Exercise aim:
Gather every line holding the string "html".
--- Begin Listed records ---
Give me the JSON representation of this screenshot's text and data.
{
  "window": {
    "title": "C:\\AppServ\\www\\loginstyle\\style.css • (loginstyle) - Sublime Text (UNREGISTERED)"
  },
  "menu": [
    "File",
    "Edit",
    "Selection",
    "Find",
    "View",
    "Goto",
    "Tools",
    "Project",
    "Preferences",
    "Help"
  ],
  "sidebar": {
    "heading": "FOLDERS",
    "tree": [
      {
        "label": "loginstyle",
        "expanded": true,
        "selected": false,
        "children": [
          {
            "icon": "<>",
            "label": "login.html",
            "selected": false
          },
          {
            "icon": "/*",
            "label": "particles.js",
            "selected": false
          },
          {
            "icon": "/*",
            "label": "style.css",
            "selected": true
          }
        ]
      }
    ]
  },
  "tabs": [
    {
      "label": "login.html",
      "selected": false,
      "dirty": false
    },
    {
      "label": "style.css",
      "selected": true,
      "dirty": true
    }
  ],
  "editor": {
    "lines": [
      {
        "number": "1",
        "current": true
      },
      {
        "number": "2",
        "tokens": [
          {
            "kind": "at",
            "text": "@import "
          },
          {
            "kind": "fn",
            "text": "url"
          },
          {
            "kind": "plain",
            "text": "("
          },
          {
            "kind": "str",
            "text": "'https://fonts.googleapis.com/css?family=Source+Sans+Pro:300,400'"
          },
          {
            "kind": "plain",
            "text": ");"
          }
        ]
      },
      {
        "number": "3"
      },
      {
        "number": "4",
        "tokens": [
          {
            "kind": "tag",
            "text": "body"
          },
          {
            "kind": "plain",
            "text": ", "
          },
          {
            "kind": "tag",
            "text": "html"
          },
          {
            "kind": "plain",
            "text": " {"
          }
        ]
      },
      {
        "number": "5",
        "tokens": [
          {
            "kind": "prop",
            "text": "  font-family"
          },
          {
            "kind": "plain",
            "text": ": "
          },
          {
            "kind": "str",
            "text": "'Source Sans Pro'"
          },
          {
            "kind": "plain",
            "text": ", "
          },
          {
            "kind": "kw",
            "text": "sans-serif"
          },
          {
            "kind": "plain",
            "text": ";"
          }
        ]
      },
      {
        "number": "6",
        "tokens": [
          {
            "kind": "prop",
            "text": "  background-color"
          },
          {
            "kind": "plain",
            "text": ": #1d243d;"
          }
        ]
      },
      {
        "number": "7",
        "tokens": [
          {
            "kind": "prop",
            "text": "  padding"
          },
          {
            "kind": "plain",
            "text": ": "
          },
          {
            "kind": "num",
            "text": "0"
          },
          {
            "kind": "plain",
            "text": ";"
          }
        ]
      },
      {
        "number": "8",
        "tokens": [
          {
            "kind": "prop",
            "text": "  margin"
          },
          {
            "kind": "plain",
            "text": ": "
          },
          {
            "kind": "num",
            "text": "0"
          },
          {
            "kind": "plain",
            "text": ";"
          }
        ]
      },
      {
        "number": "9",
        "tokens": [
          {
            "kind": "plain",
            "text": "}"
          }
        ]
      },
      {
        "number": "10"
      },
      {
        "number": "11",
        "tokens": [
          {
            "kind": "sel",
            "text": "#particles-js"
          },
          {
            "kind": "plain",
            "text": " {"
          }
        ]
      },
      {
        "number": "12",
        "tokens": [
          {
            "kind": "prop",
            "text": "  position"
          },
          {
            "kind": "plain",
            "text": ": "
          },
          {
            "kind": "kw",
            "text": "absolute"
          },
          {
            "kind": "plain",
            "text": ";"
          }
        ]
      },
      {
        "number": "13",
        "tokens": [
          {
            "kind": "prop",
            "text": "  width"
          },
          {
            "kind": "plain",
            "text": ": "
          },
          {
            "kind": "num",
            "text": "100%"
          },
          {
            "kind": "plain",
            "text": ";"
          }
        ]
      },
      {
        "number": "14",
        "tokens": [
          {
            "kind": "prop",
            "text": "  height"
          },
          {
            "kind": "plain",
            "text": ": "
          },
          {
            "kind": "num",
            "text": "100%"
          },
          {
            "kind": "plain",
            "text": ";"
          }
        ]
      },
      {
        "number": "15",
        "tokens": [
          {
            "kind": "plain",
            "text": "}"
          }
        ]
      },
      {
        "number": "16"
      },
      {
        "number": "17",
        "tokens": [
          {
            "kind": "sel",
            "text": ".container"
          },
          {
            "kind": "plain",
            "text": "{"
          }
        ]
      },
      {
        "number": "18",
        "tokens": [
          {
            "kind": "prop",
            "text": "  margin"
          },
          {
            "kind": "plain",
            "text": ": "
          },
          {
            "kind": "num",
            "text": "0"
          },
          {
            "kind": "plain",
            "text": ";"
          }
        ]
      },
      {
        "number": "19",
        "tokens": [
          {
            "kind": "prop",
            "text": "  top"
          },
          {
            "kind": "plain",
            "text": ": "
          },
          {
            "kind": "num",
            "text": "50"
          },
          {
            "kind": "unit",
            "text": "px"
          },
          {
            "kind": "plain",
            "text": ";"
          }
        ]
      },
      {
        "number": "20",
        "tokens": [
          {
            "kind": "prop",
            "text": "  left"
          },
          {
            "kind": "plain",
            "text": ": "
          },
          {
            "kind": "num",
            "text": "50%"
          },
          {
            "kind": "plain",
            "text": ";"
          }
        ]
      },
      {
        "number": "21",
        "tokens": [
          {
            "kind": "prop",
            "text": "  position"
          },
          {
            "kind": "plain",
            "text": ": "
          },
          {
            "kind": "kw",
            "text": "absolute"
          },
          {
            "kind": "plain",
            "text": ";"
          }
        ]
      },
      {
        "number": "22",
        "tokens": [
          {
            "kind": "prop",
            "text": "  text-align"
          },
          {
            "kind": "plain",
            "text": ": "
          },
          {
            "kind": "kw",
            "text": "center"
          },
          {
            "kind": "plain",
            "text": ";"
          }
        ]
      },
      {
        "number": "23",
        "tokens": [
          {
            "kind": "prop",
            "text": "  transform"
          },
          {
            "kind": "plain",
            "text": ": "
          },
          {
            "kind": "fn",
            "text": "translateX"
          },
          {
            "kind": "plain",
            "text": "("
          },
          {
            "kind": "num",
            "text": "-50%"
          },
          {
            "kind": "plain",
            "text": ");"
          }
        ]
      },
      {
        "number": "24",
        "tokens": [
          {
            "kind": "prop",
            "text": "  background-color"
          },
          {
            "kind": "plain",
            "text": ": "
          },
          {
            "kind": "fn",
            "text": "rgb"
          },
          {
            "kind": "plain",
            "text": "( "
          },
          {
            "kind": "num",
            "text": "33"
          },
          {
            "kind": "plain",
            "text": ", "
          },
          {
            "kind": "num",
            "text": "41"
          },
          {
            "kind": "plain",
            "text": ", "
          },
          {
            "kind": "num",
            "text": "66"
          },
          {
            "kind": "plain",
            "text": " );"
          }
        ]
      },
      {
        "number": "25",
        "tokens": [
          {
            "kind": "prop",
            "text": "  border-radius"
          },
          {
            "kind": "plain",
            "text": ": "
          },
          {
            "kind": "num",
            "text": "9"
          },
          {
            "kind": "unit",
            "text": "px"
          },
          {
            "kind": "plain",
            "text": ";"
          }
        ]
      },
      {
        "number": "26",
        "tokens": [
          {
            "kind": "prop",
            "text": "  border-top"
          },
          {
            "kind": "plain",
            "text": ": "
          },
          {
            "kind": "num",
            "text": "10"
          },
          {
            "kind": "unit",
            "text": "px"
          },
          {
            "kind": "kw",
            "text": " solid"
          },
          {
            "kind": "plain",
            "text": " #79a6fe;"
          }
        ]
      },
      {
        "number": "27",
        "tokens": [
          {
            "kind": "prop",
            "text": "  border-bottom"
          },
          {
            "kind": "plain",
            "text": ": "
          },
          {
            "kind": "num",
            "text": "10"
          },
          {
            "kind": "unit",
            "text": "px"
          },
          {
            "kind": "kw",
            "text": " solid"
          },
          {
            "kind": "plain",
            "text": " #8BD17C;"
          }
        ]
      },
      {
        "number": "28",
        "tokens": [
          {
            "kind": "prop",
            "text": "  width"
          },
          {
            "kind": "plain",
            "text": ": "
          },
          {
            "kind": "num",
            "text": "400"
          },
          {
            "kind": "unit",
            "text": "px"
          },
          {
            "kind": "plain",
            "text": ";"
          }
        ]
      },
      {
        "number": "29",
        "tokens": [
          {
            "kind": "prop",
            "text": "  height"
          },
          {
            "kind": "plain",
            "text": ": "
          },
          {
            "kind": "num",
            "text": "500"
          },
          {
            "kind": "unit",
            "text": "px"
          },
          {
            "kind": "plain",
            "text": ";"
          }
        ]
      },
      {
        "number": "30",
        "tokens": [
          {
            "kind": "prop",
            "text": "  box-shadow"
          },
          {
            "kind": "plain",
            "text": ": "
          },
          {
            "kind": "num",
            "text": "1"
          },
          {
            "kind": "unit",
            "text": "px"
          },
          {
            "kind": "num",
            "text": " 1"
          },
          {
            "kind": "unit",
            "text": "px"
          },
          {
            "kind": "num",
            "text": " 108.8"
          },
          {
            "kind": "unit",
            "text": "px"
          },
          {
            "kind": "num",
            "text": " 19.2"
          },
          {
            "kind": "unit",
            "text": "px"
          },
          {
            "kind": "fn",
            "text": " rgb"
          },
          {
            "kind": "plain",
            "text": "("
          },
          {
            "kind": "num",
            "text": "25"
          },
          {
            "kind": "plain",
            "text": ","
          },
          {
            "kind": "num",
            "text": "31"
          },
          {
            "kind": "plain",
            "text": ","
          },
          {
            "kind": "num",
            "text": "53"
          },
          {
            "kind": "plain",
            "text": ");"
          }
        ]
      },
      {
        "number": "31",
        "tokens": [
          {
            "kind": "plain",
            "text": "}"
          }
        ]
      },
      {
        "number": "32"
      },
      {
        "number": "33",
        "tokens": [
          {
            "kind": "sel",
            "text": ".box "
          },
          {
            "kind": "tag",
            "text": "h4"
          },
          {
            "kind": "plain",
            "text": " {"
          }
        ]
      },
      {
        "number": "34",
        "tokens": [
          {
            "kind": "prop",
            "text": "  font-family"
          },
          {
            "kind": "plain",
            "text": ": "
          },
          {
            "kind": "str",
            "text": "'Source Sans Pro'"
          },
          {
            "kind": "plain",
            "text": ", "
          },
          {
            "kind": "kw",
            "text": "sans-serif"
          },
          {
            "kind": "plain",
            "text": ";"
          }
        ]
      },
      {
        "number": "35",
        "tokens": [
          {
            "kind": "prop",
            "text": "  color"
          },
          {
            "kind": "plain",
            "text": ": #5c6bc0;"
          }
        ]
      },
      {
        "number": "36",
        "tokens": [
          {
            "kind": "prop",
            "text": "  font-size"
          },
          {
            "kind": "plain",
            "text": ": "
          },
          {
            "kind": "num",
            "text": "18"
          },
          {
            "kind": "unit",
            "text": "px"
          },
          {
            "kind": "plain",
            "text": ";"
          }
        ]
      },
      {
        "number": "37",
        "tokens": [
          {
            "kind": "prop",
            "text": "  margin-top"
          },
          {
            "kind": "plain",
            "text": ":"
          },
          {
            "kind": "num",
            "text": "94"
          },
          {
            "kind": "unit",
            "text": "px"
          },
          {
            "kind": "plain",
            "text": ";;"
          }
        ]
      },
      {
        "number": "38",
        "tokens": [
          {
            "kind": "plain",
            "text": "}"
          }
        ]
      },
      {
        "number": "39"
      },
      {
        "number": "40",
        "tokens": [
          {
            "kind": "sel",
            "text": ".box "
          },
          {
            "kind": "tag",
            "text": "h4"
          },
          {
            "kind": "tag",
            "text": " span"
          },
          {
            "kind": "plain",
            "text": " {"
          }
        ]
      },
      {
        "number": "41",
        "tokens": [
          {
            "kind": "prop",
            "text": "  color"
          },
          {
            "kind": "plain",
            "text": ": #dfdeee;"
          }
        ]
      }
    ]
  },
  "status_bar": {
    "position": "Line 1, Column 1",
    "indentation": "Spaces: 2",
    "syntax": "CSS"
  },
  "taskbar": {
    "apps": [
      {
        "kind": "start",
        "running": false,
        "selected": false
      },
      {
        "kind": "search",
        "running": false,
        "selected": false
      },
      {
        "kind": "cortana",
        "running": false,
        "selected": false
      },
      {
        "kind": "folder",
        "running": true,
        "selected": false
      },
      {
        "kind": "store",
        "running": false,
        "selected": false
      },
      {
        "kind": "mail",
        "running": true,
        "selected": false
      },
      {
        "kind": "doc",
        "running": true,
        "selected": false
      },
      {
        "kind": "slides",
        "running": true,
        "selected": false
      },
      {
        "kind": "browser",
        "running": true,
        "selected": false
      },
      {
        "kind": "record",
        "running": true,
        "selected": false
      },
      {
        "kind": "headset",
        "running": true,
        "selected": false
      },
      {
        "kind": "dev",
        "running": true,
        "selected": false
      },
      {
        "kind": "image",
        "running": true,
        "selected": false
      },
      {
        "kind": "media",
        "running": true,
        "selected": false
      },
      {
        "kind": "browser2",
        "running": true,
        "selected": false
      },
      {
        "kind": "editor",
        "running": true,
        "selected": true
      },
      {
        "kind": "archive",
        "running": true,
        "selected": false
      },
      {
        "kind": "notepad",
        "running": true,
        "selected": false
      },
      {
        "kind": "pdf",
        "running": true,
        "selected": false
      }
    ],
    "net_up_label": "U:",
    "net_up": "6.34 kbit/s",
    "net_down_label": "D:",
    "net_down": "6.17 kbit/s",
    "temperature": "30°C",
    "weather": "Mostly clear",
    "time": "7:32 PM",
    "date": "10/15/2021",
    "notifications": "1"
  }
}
--- End Listed records ---
Result:
            "label": "login.html",
      "label": "login.html",
            "text": "html"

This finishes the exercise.